= TASK INSTRUCTIONS =
Extract every line of the material below and reproduce it faithfully.

Recorded data
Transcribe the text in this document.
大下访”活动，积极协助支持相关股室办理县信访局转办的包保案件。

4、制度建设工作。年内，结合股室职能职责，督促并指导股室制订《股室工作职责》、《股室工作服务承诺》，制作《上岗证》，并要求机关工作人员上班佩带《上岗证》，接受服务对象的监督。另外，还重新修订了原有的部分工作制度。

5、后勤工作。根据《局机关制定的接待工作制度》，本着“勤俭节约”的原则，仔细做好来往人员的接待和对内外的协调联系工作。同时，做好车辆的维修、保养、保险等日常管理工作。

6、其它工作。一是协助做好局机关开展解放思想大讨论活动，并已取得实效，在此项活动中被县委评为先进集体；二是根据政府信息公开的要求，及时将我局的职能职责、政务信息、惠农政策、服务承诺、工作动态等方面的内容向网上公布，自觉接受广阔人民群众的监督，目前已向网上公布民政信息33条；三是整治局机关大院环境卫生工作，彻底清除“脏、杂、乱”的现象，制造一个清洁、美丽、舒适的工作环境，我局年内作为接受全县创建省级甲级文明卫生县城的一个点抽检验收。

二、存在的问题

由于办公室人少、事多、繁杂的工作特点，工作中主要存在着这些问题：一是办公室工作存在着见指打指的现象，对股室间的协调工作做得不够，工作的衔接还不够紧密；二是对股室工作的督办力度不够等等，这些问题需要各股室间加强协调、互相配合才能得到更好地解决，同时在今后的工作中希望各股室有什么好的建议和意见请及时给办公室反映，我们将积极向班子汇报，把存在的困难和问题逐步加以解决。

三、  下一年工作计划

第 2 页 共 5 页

= CORRECT RESPONSE =
Transcribe the text in this document.
大下访”活动，积极协助支持相关股室办理县信访局转办的包保案件。

4、制度建设工作。年内，结合股室职能职责，督促并指导股室制订《股室工作职责》、《股室工作服务承诺》，制作《上岗证》，并要求机关工作人员上班佩带《上岗证》，接受服务对象的监督。另外，还重新修订了原有的部分工作制度。

5、后勤工作。根据《局机关制定的接待工作制度》，本着“勤俭节约”的原则，仔细做好来往人员的接待和对内外的协调联系工作。同时，做好车辆的维修、保养、保险等日常管理工作。

6、其它工作。一是协助做好局机关开展解放思想大讨论活动，并已取得实效，在此项活动中被县委评为先进集体；二是根据政府信息公开的要求，及时将我局的职能职责、政务信息、惠农政策、服务承诺、工作动态等方面的内容向网上公布，自觉接受广阔人民群众的监督，目前已向网上公布民政信息33条；三是整治局机关大院环境卫生工作，彻底清除“脏、杂、乱”的现象，制造一个清洁、美丽、舒适的工作环境，我局年内作为接受全县创建省级甲级文明卫生县城的一个点抽检验收。

二、存在的问题

由于办公室人少、事多、繁杂的工作特点，工作中主要存在着这些问题：一是办公室工作存在着见指打指的现象，对股室间的协调工作做得不够，工作的衔接还不够紧密；二是对股室工作的督办力度不够等等，这些问题需要各股室间加强协调、互相配合才能得到更好地解决，同时在今后的工作中希望各股室有什么好的建议和意见请及时给办公室反映，我们将积极向班子汇报，把存在的困难和问题逐步加以解决。

三、  下一年工作计划

第 2 页 共 5 页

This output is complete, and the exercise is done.